Start of GIVEN INFORMATION

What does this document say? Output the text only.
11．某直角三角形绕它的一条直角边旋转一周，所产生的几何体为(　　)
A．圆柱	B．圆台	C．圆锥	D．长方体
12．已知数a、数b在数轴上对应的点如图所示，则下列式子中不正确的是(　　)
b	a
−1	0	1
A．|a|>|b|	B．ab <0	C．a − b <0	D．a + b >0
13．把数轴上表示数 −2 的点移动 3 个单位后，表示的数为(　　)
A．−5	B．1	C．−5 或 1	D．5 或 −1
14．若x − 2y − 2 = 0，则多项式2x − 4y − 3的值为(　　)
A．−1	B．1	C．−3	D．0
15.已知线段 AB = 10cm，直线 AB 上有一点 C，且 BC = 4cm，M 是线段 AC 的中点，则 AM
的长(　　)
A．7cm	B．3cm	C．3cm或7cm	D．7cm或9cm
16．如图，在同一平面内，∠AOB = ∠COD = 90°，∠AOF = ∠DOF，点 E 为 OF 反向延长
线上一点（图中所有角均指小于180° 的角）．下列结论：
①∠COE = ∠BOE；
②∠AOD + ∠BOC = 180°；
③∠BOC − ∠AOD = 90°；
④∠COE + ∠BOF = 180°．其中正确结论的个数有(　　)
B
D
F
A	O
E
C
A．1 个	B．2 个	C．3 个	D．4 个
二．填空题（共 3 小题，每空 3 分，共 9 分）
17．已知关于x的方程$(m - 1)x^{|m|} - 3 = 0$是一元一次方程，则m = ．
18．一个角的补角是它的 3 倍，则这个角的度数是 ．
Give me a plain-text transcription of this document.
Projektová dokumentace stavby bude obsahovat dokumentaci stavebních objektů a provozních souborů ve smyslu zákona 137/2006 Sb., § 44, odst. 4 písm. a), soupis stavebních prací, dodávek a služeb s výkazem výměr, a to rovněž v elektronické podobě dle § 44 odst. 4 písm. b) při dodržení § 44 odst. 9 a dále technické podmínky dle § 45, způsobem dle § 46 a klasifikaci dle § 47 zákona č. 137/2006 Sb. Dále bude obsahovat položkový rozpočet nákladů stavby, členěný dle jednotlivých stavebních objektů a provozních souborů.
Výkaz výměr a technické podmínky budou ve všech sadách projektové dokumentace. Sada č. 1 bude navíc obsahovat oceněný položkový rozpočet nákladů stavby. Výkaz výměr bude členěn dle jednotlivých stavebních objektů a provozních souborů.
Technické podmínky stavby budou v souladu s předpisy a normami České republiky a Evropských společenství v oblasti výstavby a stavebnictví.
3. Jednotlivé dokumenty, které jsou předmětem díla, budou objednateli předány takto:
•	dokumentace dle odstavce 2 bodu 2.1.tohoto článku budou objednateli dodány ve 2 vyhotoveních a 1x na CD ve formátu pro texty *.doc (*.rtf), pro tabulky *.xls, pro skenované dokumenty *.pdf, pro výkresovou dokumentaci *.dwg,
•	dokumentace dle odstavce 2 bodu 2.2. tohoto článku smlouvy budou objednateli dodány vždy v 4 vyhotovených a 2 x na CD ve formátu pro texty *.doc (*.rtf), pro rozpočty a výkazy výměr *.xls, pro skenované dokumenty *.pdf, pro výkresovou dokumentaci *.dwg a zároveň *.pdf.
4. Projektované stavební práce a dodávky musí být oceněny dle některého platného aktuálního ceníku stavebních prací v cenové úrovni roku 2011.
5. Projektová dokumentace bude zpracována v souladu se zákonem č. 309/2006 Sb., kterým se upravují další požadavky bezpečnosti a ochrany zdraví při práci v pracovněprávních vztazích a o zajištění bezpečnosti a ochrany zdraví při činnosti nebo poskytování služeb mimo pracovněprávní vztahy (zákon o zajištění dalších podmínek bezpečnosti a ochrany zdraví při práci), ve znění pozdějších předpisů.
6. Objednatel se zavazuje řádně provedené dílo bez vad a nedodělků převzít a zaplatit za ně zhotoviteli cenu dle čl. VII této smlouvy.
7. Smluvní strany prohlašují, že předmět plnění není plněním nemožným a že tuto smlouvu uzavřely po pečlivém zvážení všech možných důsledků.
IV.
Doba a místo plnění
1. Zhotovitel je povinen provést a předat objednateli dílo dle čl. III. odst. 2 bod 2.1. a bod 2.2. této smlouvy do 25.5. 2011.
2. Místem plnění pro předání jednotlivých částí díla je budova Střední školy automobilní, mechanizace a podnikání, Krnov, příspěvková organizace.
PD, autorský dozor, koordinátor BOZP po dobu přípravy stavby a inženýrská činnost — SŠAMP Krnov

End of GIVEN INFORMATION

WHAT IS EXPECTED
Copy the material above, line for line.

FINAL RESULT
What does this document say? Output the text only.
11．某直角三角形绕它的一条直角边旋转一周，所产生的几何体为(　　)
A．圆柱	B．圆台	C．圆锥	D．长方体
12．已知数a、数b在数轴上对应的点如图所示，则下列式子中不正确的是(　　)
b	a
−1	0	1
A．|a|>|b|	B．ab <0	C．a − b <0	D．a + b >0
13．把数轴上表示数 −2 的点移动 3 个单位后，表示的数为(　　)
A．−5	B．1	C．−5 或 1	D．5 或 −1
14．若x − 2y − 2 = 0，则多项式2x − 4y − 3的值为(　　)
A．−1	B．1	C．−3	D．0
15.已知线段 AB = 10cm，直线 AB 上有一点 C，且 BC = 4cm，M 是线段 AC 的中点，则 AM
的长(　　)
A．7cm	B．3cm	C．3cm或7cm	D．7cm或9cm
16．如图，在同一平面内，∠AOB = ∠COD = 90°，∠AOF = ∠DOF，点 E 为 OF 反向延长
线上一点（图中所有角均指小于180° 的角）．下列结论：
①∠COE = ∠BOE；
②∠AOD + ∠BOC = 180°；
③∠BOC − ∠AOD = 90°；
④∠COE + ∠BOF = 180°．其中正确结论的个数有(　　)
B
D
F
A	O
E
C
A．1 个	B．2 个	C．3 个	D．4 个
二．填空题（共 3 小题，每空 3 分，共 9 分）
17．已知关于x的方程$(m - 1)x^{|m|} - 3 = 0$是一元一次方程，则m = ．
18．一个角的补角是它的 3 倍，则这个角的度数是 ．
Give me a plain-text transcription of this document.
Projektová dokumentace stavby bude obsahovat dokumentaci stavebních objektů a provozních souborů ve smyslu zákona 137/2006 Sb., § 44, odst. 4 písm. a), soupis stavebních prací, dodávek a služeb s výkazem výměr, a to rovněž v elektronické podobě dle § 44 odst. 4 písm. b) při dodržení § 44 odst. 9 a dále technické podmínky dle § 45, způsobem dle § 46 a klasifikaci dle § 47 zákona č. 137/2006 Sb. Dále bude obsahovat položkový rozpočet nákladů stavby, členěný dle jednotlivých stavebních objektů a provozních souborů.
Výkaz výměr a technické podmínky budou ve všech sadách projektové dokumentace. Sada č. 1 bude navíc obsahovat oceněný položkový rozpočet nákladů stavby. Výkaz výměr bude členěn dle jednotlivých stavebních objektů a provozních souborů.
Technické podmínky stavby budou v souladu s předpisy a normami České republiky a Evropských společenství v oblasti výstavby a stavebnictví.
3. Jednotlivé dokumenty, které jsou předmětem díla, budou objednateli předány takto:
•	dokumentace dle odstavce 2 bodu 2.1.tohoto článku budou objednateli dodány ve 2 vyhotoveních a 1x na CD ve formátu pro texty *.doc (*.rtf), pro tabulky *.xls, pro skenované dokumenty *.pdf, pro výkresovou dokumentaci *.dwg,
•	dokumentace dle odstavce 2 bodu 2.2. tohoto článku smlouvy budou objednateli dodány vždy v 4 vyhotovených a 2 x na CD ve formátu pro texty *.doc (*.rtf), pro rozpočty a výkazy výměr *.xls, pro skenované dokumenty *.pdf, pro výkresovou dokumentaci *.dwg a zároveň *.pdf.
4. Projektované stavební práce a dodávky musí být oceněny dle některého platného aktuálního ceníku stavebních prací v cenové úrovni roku 2011.
5. Projektová dokumentace bude zpracována v souladu se zákonem č. 309/2006 Sb., kterým se upravují další požadavky bezpečnosti a ochrany zdraví při práci v pracovněprávních vztazích a o zajištění bezpečnosti a ochrany zdraví při činnosti nebo poskytování služeb mimo pracovněprávní vztahy (zákon o zajištění dalších podmínek bezpečnosti a ochrany zdraví při práci), ve znění pozdějších předpisů.
6. Objednatel se zavazuje řádně provedené dílo bez vad a nedodělků převzít a zaplatit za ně zhotoviteli cenu dle čl. VII této smlouvy.
7. Smluvní strany prohlašují, že předmět plnění není plněním nemožným a že tuto smlouvu uzavřely po pečlivém zvážení všech možných důsledků.
IV.
Doba a místo plnění
1. Zhotovitel je povinen provést a předat objednateli dílo dle čl. III. odst. 2 bod 2.1. a bod 2.2. této smlouvy do 25.5. 2011.
2. Místem plnění pro předání jednotlivých částí díla je budova Střední školy automobilní, mechanizace a podnikání, Krnov, příspěvková organizace.
PD, autorský dozor, koordinátor BOZP po dobu přípravy stavby a inženýrská činnost — SŠAMP Krnov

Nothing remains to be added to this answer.